[Dataset records]
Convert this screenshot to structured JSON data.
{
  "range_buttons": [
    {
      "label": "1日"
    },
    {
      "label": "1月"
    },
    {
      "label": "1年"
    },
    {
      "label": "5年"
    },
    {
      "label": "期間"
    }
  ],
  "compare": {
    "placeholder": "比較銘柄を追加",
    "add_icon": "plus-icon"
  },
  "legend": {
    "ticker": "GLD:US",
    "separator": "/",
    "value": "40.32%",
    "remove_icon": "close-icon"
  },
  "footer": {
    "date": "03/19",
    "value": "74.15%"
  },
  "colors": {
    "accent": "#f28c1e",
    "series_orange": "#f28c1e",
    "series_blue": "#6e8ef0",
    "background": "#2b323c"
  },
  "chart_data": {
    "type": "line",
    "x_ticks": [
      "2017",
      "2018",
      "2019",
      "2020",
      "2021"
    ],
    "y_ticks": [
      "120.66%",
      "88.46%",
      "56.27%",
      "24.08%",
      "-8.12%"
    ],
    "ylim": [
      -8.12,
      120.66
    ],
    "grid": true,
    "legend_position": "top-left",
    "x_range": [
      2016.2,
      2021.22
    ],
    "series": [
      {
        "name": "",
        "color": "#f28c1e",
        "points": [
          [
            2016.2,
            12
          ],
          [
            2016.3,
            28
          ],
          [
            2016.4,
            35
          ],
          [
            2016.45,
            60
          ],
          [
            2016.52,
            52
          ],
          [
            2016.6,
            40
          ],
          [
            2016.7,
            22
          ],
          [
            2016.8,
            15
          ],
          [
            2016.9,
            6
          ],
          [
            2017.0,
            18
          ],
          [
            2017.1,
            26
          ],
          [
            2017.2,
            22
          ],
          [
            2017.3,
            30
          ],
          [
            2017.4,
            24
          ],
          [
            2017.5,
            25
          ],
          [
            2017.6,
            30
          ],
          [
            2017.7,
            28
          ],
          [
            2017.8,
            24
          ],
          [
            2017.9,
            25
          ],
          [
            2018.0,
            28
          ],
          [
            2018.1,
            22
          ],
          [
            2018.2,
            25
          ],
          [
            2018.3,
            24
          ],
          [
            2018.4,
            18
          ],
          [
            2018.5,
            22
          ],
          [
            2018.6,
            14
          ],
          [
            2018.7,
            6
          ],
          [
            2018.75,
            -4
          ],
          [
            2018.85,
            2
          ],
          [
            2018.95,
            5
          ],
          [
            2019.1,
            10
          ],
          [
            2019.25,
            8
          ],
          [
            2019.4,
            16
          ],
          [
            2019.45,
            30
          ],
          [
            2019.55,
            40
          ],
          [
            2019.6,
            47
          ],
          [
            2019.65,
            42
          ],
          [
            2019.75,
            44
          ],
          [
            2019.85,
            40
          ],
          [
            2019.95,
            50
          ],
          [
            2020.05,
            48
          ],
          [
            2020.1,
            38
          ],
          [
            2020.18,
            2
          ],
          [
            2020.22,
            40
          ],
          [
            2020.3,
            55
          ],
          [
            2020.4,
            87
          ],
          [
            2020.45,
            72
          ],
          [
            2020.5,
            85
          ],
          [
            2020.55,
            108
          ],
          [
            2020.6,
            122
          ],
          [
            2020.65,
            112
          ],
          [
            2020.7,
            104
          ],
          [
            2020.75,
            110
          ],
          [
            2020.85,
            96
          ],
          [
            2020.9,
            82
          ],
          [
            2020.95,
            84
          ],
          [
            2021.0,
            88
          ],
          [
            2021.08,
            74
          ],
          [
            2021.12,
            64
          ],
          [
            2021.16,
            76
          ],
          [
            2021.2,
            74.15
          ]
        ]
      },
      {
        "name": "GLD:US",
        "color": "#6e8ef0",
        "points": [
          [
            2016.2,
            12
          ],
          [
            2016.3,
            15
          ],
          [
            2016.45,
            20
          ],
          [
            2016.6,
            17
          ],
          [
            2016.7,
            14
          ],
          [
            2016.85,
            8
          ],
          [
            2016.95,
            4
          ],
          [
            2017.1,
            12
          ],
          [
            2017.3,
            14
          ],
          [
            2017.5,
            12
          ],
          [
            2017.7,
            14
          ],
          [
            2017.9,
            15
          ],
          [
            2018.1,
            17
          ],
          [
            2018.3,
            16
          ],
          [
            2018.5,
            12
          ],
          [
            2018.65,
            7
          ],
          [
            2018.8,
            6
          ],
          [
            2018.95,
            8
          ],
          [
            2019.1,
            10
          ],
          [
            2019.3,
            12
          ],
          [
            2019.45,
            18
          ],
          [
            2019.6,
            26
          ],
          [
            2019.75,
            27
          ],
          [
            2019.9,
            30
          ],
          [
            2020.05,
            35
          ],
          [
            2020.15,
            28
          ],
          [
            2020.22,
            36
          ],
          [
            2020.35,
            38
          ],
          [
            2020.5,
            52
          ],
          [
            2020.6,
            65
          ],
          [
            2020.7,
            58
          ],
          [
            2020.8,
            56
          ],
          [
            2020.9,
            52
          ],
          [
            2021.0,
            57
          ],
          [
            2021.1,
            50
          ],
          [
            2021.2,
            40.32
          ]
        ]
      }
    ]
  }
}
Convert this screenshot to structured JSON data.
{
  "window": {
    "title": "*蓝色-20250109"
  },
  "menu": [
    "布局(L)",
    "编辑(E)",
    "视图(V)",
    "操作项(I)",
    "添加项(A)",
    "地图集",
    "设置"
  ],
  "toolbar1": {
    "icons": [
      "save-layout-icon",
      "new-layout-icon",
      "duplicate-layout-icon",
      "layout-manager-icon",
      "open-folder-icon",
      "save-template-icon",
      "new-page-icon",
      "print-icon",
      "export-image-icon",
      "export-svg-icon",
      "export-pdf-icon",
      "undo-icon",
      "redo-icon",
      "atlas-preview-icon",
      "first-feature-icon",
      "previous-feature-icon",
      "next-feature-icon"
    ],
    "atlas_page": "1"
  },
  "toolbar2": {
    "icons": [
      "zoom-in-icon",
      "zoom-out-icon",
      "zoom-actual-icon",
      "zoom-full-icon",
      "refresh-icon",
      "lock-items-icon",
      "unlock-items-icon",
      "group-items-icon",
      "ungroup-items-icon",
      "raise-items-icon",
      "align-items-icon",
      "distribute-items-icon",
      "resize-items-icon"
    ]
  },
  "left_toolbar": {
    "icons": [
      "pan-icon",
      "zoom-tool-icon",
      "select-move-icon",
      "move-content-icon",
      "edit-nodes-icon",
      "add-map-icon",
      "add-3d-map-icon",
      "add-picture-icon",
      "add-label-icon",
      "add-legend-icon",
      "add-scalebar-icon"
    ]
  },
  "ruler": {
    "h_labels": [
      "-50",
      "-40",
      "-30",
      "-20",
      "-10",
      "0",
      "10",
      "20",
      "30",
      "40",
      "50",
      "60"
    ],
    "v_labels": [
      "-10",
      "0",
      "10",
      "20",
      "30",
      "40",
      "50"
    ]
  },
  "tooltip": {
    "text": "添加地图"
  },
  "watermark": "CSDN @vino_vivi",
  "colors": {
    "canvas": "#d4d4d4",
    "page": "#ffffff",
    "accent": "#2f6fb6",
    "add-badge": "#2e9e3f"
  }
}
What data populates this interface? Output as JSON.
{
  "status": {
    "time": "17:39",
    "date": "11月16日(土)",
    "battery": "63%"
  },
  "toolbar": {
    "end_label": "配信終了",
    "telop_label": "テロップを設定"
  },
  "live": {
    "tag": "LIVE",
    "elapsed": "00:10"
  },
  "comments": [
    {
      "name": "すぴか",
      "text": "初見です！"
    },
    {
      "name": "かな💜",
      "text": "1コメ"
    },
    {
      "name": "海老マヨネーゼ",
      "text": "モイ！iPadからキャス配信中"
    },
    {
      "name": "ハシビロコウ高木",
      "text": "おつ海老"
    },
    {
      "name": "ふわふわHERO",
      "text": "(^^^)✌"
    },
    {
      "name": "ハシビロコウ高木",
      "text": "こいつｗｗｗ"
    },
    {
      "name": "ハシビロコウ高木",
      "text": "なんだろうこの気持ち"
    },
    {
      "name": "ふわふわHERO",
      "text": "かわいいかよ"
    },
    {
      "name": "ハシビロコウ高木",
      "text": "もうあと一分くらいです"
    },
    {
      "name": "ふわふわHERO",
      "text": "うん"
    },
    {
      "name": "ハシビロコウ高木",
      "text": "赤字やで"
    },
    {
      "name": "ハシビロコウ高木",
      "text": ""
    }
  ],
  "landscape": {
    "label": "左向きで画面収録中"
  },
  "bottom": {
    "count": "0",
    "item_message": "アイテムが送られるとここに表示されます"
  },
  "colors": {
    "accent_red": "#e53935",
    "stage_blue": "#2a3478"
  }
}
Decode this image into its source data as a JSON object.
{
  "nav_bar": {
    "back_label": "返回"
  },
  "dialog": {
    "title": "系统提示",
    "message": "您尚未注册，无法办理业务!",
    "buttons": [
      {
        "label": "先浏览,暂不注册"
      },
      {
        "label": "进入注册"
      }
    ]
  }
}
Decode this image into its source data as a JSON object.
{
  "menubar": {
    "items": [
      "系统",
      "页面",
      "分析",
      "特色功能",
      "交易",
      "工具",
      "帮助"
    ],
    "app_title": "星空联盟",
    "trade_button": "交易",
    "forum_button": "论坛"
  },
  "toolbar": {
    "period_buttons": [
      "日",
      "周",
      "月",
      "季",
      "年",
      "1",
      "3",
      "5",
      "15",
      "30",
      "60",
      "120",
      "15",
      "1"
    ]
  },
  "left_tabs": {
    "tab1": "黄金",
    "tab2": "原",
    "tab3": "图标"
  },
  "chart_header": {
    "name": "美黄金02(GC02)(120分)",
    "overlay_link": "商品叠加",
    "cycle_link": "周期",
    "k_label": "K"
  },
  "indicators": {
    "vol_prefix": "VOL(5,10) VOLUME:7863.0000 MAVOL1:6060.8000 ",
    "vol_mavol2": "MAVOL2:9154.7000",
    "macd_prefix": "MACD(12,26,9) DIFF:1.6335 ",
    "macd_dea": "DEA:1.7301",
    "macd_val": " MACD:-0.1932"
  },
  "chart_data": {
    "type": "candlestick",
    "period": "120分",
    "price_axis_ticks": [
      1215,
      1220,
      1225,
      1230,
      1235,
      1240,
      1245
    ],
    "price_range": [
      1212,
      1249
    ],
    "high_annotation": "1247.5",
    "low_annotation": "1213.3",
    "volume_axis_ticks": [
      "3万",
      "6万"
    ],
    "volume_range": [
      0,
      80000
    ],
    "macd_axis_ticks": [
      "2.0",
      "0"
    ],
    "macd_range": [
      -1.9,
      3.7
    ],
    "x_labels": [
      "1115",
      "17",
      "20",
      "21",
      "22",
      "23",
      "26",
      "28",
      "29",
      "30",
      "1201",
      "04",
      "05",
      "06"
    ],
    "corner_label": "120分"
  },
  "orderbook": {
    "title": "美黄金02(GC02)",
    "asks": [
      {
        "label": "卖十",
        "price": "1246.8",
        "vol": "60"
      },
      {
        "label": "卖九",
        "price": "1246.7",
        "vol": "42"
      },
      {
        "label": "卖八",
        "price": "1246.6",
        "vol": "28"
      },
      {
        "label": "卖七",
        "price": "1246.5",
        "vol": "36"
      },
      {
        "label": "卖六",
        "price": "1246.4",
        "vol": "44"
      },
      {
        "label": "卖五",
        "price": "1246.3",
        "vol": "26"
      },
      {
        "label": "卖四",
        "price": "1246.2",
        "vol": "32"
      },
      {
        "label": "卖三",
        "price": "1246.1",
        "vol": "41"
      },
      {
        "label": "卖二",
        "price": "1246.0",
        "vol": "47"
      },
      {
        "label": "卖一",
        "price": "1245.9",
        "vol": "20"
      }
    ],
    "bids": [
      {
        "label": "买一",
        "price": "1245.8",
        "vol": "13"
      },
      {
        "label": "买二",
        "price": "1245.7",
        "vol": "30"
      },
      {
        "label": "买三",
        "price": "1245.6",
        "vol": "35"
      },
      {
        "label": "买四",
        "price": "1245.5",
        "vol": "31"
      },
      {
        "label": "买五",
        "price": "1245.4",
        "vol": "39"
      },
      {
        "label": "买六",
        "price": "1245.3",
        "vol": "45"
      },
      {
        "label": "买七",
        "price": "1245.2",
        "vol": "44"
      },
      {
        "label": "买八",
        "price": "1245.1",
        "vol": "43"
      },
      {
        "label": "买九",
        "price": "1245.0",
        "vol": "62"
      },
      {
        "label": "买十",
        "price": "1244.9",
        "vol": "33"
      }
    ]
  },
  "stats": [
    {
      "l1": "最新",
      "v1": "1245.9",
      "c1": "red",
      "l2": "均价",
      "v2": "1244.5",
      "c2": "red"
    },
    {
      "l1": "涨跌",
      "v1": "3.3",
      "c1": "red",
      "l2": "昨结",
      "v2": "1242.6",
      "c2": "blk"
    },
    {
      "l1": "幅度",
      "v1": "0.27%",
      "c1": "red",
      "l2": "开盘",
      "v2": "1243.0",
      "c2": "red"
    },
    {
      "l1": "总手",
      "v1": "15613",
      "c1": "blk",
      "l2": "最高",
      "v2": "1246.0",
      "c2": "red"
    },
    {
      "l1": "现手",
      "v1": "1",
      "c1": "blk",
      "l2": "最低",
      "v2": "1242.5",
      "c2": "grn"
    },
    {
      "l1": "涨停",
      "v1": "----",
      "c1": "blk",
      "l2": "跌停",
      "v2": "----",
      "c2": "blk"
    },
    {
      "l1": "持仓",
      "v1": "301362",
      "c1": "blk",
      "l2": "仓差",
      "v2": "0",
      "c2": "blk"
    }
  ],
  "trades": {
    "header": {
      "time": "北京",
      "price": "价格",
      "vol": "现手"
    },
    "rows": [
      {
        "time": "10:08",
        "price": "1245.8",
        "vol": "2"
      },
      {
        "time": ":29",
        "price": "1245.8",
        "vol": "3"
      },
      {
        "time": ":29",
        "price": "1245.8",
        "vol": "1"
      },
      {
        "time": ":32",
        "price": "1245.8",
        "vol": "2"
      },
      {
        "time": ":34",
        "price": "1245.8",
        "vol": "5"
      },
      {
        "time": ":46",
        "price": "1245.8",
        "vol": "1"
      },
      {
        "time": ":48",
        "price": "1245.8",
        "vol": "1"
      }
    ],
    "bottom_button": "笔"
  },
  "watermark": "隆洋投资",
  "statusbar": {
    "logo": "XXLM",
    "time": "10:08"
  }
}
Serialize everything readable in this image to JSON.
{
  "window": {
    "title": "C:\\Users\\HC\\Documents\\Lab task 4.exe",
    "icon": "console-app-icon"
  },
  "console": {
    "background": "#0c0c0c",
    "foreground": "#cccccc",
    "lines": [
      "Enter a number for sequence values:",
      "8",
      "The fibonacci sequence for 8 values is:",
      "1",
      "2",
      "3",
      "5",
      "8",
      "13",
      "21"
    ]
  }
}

* **Your goal**: Check each line of the data above for the word "save" and say how many lines have it. Give the number alone.

* **Task response**: 2